• **ENTRIES SUPPLIED**:
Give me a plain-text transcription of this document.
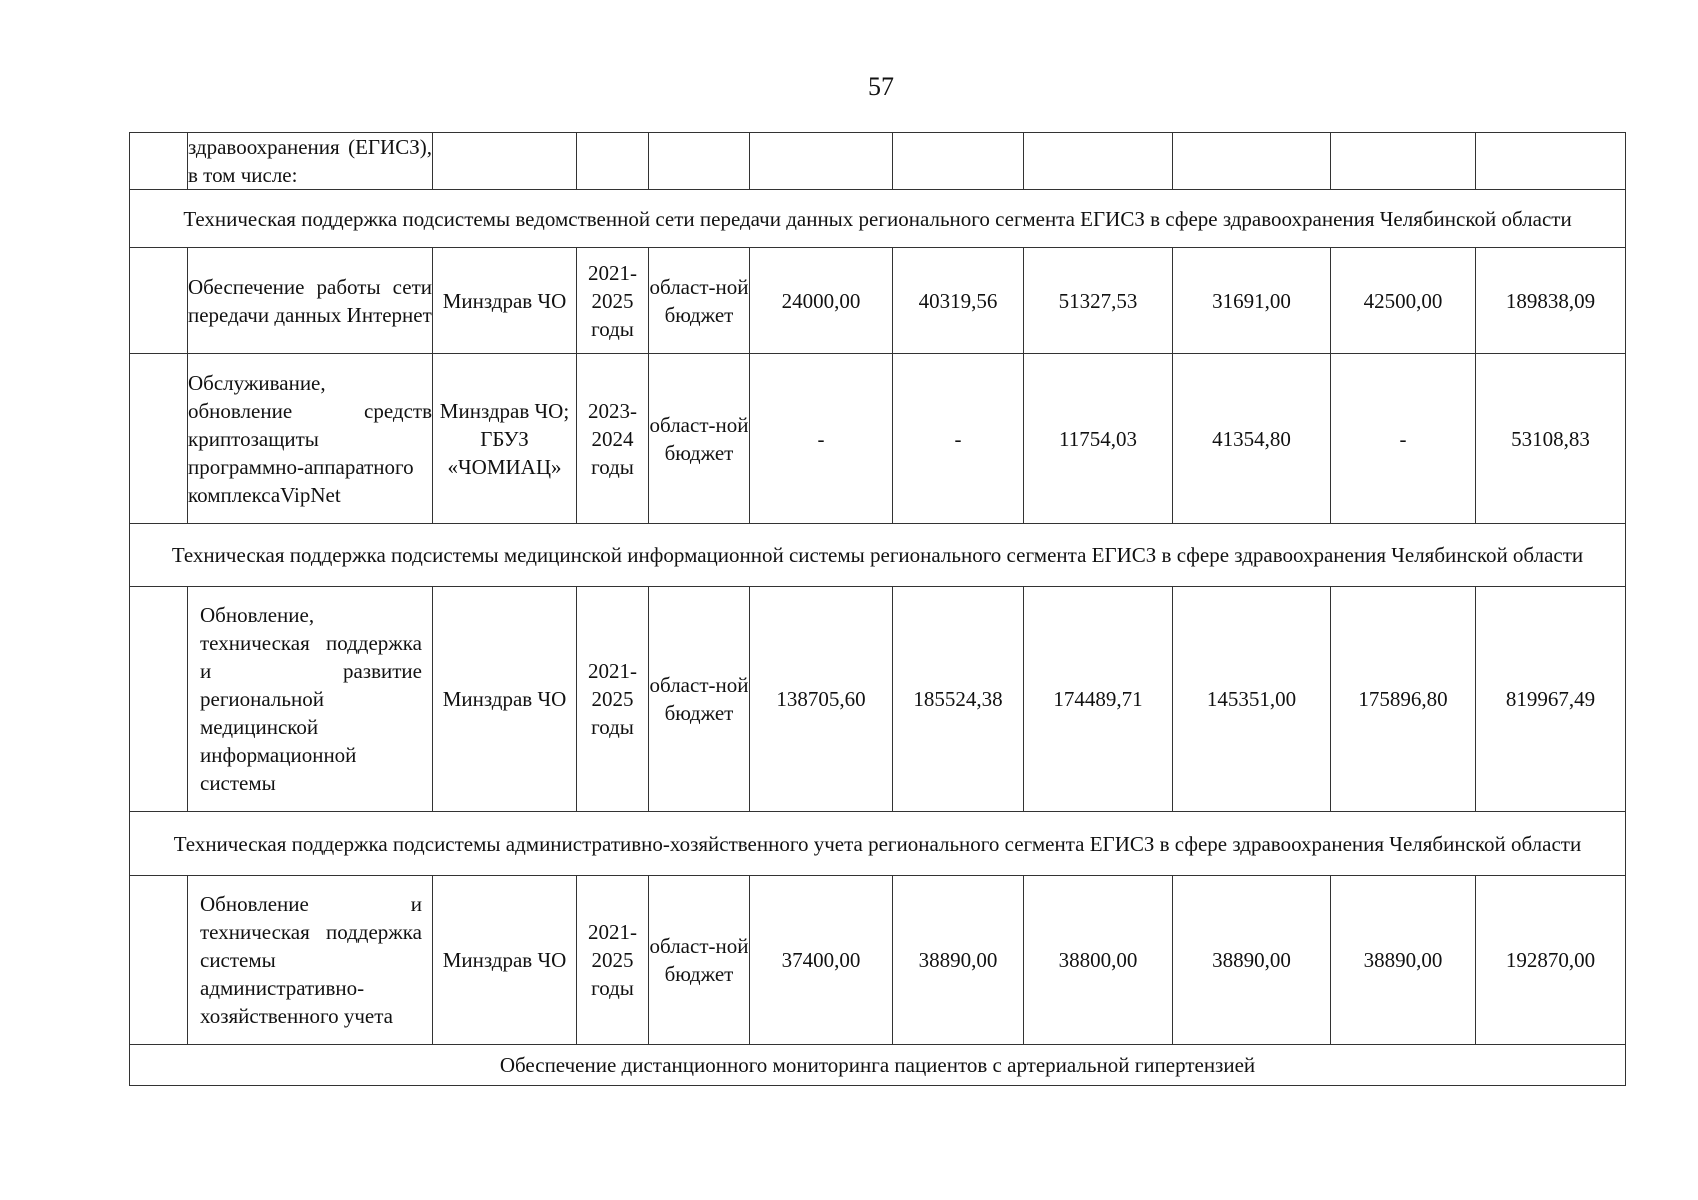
57
	здравоохранения (ЕГИСЗ), в том числе:									
Техническая поддержка подсистемы ведомственной сети передачи данных регионального сегмента ЕГИСЗ в сфере здравоохранения Челябинской области										
	Обеспечение работы сети передачи данных Интернет	Минздрав ЧО	2021-2025 годы	област-ной бюджет	24000,00	40319,56	51327,53	31691,00	42500,00	189838,09
	Обслуживание, обновление средств криптозащиты программно-аппаратного комплексаVipNet	Минздрав ЧО; ГБУЗ «ЧОМИАЦ»	2023-2024 годы	област-ной бюджет	-	-	11754,03	41354,80	-	53108,83
Техническая поддержка подсистемы медицинской информационной системы регионального сегмента ЕГИСЗ в сфере здравоохранения Челябинской области										
	Обновление, техническая поддержка и развитие региональной медицинской информационной системы	Минздрав ЧО	2021-2025 годы	област-ной бюджет	138705,60	185524,38	174489,71	145351,00	175896,80	819967,49
Техническая поддержка подсистемы административно-хозяйственного учета регионального сегмента ЕГИСЗ в сфере здравоохранения Челябинской области										
	Обновление и техническая поддержка системы административно-хозяйственного учета	Минздрав ЧО	2021-2025 годы	област-ной бюджет	37400,00	38890,00	38800,00	38890,00	38890,00	192870,00
Обеспечение дистанционного мониторинга пациентов с артериальной гипертензией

• **TASK DESCRIPTION**: Copy all the lines of data exactly as they appear, dropping any images.

• **TASK ANSWER**:
Give me a plain-text transcription of this document.
57
	здравоохранения (ЕГИСЗ), в том числе:									
Техническая поддержка подсистемы ведомственной сети передачи данных регионального сегмента ЕГИСЗ в сфере здравоохранения Челябинской области										
	Обеспечение работы сети передачи данных Интернет	Минздрав ЧО	2021-2025 годы	област-ной бюджет	24000,00	40319,56	51327,53	31691,00	42500,00	189838,09
	Обслуживание, обновление средств криптозащиты программно-аппаратного комплексаVipNet	Минздрав ЧО; ГБУЗ «ЧОМИАЦ»	2023-2024 годы	област-ной бюджет	-	-	11754,03	41354,80	-	53108,83
Техническая поддержка подсистемы медицинской информационной системы регионального сегмента ЕГИСЗ в сфере здравоохранения Челябинской области										
	Обновление, техническая поддержка и развитие региональной медицинской информационной системы	Минздрав ЧО	2021-2025 годы	област-ной бюджет	138705,60	185524,38	174489,71	145351,00	175896,80	819967,49
Техническая поддержка подсистемы административно-хозяйственного учета регионального сегмента ЕГИСЗ в сфере здравоохранения Челябинской области										
	Обновление и техническая поддержка системы административно-хозяйственного учета	Минздрав ЧО	2021-2025 годы	област-ной бюджет	37400,00	38890,00	38800,00	38890,00	38890,00	192870,00
Обеспечение дистанционного мониторинга пациентов с артериальной гипертензией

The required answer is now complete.